Copy out the items word for word, beginning at the first line and stopping after the line that contains "- annotation: Z3: [254, 193, 307, 228]".
··· Listed records ···
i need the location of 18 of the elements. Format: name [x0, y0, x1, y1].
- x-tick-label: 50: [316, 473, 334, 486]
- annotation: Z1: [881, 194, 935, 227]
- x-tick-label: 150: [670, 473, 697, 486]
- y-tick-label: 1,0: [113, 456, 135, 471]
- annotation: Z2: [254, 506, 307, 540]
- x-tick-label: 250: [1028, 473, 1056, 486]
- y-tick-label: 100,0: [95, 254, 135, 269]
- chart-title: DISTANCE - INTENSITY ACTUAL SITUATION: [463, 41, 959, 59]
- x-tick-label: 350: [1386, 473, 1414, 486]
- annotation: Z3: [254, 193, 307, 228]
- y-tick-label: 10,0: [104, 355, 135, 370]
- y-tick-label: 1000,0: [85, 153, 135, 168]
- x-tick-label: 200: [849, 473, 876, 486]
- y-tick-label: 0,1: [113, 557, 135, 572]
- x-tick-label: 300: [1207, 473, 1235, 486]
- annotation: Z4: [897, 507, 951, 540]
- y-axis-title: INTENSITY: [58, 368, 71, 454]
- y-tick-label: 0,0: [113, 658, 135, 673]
···
Exercise answer —
i need the location of 18 of the elements. Format: name [x0, y0, x1, y1].
- x-tick-label: 50: [316, 473, 334, 486]
- annotation: Z1: [881, 194, 935, 227]
- x-tick-label: 150: [670, 473, 697, 486]
- y-tick-label: 1,0: [113, 456, 135, 471]
- annotation: Z2: [254, 506, 307, 540]
- x-tick-label: 250: [1028, 473, 1056, 486]
- y-tick-label: 100,0: [95, 254, 135, 269]
- chart-title: DISTANCE - INTENSITY ACTUAL SITUATION: [463, 41, 959, 59]
- x-tick-label: 350: [1386, 473, 1414, 486]
- annotation: Z3: [254, 193, 307, 228]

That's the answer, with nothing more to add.